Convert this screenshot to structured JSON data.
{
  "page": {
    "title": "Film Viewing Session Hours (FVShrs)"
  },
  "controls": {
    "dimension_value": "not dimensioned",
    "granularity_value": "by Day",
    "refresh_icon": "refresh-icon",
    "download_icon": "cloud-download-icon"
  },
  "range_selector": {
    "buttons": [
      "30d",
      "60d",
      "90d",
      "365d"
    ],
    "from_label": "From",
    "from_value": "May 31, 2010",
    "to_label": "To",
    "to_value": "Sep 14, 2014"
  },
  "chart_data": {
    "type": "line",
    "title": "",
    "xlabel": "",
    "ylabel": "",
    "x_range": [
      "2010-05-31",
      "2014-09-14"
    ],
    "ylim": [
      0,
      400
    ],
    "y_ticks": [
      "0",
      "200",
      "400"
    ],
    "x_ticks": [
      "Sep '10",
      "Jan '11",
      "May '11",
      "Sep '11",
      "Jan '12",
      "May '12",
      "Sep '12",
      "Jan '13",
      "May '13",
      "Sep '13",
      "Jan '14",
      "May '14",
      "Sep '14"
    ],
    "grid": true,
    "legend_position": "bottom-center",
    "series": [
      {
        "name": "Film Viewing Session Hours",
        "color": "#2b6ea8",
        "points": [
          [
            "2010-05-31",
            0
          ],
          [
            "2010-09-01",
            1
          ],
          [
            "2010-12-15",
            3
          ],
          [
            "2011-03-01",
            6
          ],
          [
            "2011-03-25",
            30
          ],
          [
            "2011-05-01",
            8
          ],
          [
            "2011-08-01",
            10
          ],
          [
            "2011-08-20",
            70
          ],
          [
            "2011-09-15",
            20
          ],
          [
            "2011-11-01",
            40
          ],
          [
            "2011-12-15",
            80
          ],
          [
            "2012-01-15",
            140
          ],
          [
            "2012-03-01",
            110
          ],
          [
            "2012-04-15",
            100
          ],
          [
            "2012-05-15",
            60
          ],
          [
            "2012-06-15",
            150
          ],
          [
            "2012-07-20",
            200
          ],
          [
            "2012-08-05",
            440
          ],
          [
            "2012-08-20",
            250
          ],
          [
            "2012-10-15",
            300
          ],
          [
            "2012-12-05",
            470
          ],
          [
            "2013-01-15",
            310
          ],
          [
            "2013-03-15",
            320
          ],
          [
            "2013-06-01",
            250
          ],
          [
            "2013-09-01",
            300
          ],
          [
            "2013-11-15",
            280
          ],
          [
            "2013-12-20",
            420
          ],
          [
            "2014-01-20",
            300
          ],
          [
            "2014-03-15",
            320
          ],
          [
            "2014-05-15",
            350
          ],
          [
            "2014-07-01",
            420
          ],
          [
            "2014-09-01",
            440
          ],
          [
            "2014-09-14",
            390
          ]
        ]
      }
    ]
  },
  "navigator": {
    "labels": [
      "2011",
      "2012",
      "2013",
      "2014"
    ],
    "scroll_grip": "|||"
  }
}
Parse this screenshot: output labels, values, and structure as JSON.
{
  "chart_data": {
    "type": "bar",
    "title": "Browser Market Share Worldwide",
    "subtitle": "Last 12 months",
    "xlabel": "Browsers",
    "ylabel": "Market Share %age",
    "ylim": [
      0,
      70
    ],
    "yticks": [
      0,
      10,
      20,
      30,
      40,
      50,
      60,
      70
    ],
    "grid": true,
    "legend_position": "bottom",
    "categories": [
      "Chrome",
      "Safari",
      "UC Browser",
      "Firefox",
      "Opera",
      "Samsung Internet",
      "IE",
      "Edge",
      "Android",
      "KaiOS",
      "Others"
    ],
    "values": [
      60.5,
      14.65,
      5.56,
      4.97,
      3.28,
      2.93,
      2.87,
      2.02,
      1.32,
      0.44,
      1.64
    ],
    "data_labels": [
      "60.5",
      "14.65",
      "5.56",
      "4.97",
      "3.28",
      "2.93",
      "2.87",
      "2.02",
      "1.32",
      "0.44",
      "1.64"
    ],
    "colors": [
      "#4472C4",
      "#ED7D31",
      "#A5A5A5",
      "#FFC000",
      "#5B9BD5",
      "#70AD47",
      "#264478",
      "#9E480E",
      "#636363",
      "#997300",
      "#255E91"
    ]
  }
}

━━━

§ **Exercise directions**
Every line containing the string "this" must be listed.

§ **Response**
Convert this screenshot to structured JSON data.
Parse this screenshot: output labels, values, and structure as JSON.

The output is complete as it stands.